__WORK REQUIRED__:
Extract the entries in their exact form.

Dataset entries
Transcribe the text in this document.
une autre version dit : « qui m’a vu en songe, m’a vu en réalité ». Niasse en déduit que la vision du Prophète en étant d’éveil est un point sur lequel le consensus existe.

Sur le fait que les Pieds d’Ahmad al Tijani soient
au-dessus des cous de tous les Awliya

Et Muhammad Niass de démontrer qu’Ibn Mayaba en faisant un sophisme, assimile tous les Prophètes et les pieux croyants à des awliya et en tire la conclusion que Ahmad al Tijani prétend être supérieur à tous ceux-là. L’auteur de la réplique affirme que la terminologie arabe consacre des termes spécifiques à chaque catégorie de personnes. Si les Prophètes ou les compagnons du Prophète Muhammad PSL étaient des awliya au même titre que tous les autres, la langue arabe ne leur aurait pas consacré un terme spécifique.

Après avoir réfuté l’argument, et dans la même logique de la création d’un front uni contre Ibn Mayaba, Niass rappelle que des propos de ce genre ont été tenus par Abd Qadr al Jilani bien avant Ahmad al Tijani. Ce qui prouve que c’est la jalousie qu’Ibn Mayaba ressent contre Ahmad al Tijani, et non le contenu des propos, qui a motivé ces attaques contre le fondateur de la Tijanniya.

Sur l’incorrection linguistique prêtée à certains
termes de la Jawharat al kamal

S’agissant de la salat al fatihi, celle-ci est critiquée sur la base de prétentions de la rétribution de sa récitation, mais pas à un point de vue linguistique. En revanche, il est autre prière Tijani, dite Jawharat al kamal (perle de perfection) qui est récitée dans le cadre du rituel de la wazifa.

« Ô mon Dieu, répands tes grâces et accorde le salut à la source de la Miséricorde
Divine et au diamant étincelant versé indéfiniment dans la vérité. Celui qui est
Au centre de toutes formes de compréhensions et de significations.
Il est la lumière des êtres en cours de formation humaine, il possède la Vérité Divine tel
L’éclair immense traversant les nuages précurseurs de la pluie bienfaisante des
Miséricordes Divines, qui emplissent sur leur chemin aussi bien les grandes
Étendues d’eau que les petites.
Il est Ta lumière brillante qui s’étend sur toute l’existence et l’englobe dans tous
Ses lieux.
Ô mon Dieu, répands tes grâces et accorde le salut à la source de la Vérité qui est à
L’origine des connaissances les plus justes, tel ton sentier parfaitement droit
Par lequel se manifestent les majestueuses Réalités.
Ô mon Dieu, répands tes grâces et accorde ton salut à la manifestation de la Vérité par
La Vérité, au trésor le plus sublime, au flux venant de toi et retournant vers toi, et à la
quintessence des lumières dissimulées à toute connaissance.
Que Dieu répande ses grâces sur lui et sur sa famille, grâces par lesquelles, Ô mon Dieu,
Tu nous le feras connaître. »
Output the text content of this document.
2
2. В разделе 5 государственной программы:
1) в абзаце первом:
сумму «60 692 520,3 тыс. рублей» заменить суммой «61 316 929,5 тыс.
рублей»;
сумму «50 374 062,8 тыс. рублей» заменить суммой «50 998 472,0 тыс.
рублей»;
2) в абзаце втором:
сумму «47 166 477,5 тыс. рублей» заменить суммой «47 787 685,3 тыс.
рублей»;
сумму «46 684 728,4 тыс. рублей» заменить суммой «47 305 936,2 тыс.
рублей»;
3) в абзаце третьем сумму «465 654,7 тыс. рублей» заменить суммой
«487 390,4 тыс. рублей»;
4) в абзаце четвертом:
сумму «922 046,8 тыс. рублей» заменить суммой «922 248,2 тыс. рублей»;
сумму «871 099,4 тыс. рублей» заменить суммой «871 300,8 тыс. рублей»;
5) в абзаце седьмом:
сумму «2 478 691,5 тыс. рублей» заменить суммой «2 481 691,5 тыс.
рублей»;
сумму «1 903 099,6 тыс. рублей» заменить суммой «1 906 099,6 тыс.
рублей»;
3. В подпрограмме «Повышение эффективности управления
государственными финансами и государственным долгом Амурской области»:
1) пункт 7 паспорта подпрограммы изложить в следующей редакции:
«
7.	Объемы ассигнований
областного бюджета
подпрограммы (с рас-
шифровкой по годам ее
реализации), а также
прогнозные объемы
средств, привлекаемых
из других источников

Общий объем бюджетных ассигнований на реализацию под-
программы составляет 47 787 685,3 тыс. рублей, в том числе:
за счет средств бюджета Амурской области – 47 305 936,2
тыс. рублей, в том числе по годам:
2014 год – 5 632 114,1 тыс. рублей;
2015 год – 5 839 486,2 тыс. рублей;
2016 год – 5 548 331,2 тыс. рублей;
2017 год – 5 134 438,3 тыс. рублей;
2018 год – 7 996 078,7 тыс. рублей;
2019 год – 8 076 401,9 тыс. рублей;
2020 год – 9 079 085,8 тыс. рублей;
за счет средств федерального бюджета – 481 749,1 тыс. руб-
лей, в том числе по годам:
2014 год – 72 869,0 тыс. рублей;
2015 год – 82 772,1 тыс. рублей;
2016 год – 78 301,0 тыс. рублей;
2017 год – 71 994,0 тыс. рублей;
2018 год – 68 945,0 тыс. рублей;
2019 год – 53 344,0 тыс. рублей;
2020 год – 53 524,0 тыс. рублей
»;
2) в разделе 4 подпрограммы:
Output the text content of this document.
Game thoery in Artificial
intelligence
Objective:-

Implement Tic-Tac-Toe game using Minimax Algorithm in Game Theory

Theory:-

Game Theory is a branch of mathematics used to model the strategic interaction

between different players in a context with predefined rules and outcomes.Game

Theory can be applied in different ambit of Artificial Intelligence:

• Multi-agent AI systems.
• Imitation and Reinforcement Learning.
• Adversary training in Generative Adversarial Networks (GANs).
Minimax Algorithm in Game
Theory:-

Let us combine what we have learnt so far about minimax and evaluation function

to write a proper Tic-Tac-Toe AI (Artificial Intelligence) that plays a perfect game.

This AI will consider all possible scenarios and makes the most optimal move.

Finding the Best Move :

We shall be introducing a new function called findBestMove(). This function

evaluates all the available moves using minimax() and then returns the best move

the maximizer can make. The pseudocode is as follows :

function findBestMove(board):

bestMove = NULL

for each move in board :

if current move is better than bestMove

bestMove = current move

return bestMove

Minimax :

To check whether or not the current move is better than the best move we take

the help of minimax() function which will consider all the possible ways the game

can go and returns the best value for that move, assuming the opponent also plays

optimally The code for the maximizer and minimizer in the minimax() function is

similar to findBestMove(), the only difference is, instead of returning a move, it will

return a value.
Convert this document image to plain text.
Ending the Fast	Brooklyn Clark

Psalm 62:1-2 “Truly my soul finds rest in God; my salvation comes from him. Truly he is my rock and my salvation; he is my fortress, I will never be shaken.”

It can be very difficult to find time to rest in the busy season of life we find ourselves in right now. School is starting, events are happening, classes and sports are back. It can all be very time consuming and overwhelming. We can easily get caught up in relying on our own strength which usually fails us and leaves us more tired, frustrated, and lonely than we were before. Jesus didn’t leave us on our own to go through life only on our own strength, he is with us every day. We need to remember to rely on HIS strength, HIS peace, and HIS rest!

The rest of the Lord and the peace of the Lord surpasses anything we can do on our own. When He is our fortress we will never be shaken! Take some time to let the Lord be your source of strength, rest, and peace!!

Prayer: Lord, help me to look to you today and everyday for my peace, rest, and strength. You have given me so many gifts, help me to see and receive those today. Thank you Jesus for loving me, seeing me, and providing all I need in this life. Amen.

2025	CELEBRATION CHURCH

__EXERCISE RESPONSE__:
Transcribe the text in this document.
une autre version dit : « qui m’a vu en songe, m’a vu en réalité ». Niasse en déduit que la vision du Prophète en étant d’éveil est un point sur lequel le consensus existe.

Sur le fait que les Pieds d’Ahmad al Tijani soient
au-dessus des cous de tous les Awliya

Et Muhammad Niass de démontrer qu’Ibn Mayaba en faisant un sophisme, assimile tous les Prophètes et les pieux croyants à des awliya et en tire la conclusion que Ahmad al Tijani prétend être supérieur à tous ceux-là. L’auteur de la réplique affirme que la terminologie arabe consacre des termes spécifiques à chaque catégorie de personnes. Si les Prophètes ou les compagnons du Prophète Muhammad PSL étaient des awliya au même titre que tous les autres, la langue arabe ne leur aurait pas consacré un terme spécifique.

Après avoir réfuté l’argument, et dans la même logique de la création d’un front uni contre Ibn Mayaba, Niass rappelle que des propos de ce genre ont été tenus par Abd Qadr al Jilani bien avant Ahmad al Tijani. Ce qui prouve que c’est la jalousie qu’Ibn Mayaba ressent contre Ahmad al Tijani, et non le contenu des propos, qui a motivé ces attaques contre le fondateur de la Tijanniya.

Sur l’incorrection linguistique prêtée à certains
termes de la Jawharat al kamal

S’agissant de la salat al fatihi, celle-ci est critiquée sur la base de prétentions de la rétribution de sa récitation, mais pas à un point de vue linguistique. En revanche, il est autre prière Tijani, dite Jawharat al kamal (perle de perfection) qui est récitée dans le cadre du rituel de la wazifa.

« Ô mon Dieu, répands tes grâces et accorde le salut à la source de la Miséricorde
Divine et au diamant étincelant versé indéfiniment dans la vérité. Celui qui est
Au centre de toutes formes de compréhensions et de significations.
Il est la lumière des êtres en cours de formation humaine, il possède la Vérité Divine tel
L’éclair immense traversant les nuages précurseurs de la pluie bienfaisante des
Miséricordes Divines, qui emplissent sur leur chemin aussi bien les grandes
Étendues d’eau que les petites.
Il est Ta lumière brillante qui s’étend sur toute l’existence et l’englobe dans tous
Ses lieux.
Ô mon Dieu, répands tes grâces et accorde le salut à la source de la Vérité qui est à
L’origine des connaissances les plus justes, tel ton sentier parfaitement droit
Par lequel se manifestent les majestueuses Réalités.
Ô mon Dieu, répands tes grâces et accorde ton salut à la manifestation de la Vérité par
La Vérité, au trésor le plus sublime, au flux venant de toi et retournant vers toi, et à la
quintessence des lumières dissimulées à toute connaissance.
Que Dieu répande ses grâces sur lui et sur sa famille, grâces par lesquelles, Ô mon Dieu,
Tu nous le feras connaître. »
Output the text content of this document.
2
2. В разделе 5 государственной программы:
1) в абзаце первом:
сумму «60 692 520,3 тыс. рублей» заменить суммой «61 316 929,5 тыс.
рублей»;
сумму «50 374 062,8 тыс. рублей» заменить суммой «50 998 472,0 тыс.
рублей»;
2) в абзаце втором:
сумму «47 166 477,5 тыс. рублей» заменить суммой «47 787 685,3 тыс.
рублей»;
сумму «46 684 728,4 тыс. рублей» заменить суммой «47 305 936,2 тыс.
рублей»;
3) в абзаце третьем сумму «465 654,7 тыс. рублей» заменить суммой
«487 390,4 тыс. рублей»;
4) в абзаце четвертом:
сумму «922 046,8 тыс. рублей» заменить суммой «922 248,2 тыс. рублей»;
сумму «871 099,4 тыс. рублей» заменить суммой «871 300,8 тыс. рублей»;
5) в абзаце седьмом:
сумму «2 478 691,5 тыс. рублей» заменить суммой «2 481 691,5 тыс.
рублей»;
сумму «1 903 099,6 тыс. рублей» заменить суммой «1 906 099,6 тыс.
рублей»;
3. В подпрограмме «Повышение эффективности управления
государственными финансами и государственным долгом Амурской области»:
1) пункт 7 паспорта подпрограммы изложить в следующей редакции:
«
7.	Объемы ассигнований
областного бюджета
подпрограммы (с рас-
шифровкой по годам ее
реализации), а также
прогнозные объемы
средств, привлекаемых
из других источников

Общий объем бюджетных ассигнований на реализацию под-
программы составляет 47 787 685,3 тыс. рублей, в том числе:
за счет средств бюджета Амурской области – 47 305 936,2
тыс. рублей, в том числе по годам:
2014 год – 5 632 114,1 тыс. рублей;
2015 год – 5 839 486,2 тыс. рублей;
2016 год – 5 548 331,2 тыс. рублей;
2017 год – 5 134 438,3 тыс. рублей;
2018 год – 7 996 078,7 тыс. рублей;
2019 год – 8 076 401,9 тыс. рублей;
2020 год – 9 079 085,8 тыс. рублей;
за счет средств федерального бюджета – 481 749,1 тыс. руб-
лей, в том числе по годам:
2014 год – 72 869,0 тыс. рублей;
2015 год – 82 772,1 тыс. рублей;
2016 год – 78 301,0 тыс. рублей;
2017 год – 71 994,0 тыс. рублей;
2018 год – 68 945,0 тыс. рублей;
2019 год – 53 344,0 тыс. рублей;
2020 год – 53 524,0 тыс. рублей
»;
2) в разделе 4 подпрограммы:
Output the text content of this document.
Game thoery in Artificial
intelligence
Objective:-

Implement Tic-Tac-Toe game using Minimax Algorithm in Game Theory

Theory:-

Game Theory is a branch of mathematics used to model the strategic interaction

between different players in a context with predefined rules and outcomes.Game

Theory can be applied in different ambit of Artificial Intelligence:

• Multi-agent AI systems.
• Imitation and Reinforcement Learning.
• Adversary training in Generative Adversarial Networks (GANs).
Minimax Algorithm in Game
Theory:-

Let us combine what we have learnt so far about minimax and evaluation function

to write a proper Tic-Tac-Toe AI (Artificial Intelligence) that plays a perfect game.

This AI will consider all possible scenarios and makes the most optimal move.

Finding the Best Move :

We shall be introducing a new function called findBestMove(). This function

evaluates all the available moves using minimax() and then returns the best move

the maximizer can make. The pseudocode is as follows :

function findBestMove(board):

bestMove = NULL

for each move in board :

if current move is better than bestMove

bestMove = current move

return bestMove

Minimax :

To check whether or not the current move is better than the best move we take

the help of minimax() function which will consider all the possible ways the game

can go and returns the best value for that move, assuming the opponent also plays

optimally The code for the maximizer and minimizer in the minimax() function is

similar to findBestMove(), the only difference is, instead of returning a move, it will

return a value.
Convert this document image to plain text.
Ending the Fast	Brooklyn Clark

Psalm 62:1-2 “Truly my soul finds rest in God; my salvation comes from him. Truly he is my rock and my salvation; he is my fortress, I will never be shaken.”

It can be very difficult to find time to rest in the busy season of life we find ourselves in right now. School is starting, events are happening, classes and sports are back. It can all be very time consuming and overwhelming. We can easily get caught up in relying on our own strength which usually fails us and leaves us more tired, frustrated, and lonely than we were before. Jesus didn’t leave us on our own to go through life only on our own strength, he is with us every day. We need to remember to rely on HIS strength, HIS peace, and HIS rest!

The rest of the Lord and the peace of the Lord surpasses anything we can do on our own. When He is our fortress we will never be shaken! Take some time to let the Lord be your source of strength, rest, and peace!!

Prayer: Lord, help me to look to you today and everyday for my peace, rest, and strength. You have given me so many gifts, help me to see and receive those today. Thank you Jesus for loving me, seeing me, and providing all I need in this life. Amen.

2025	CELEBRATION CHURCH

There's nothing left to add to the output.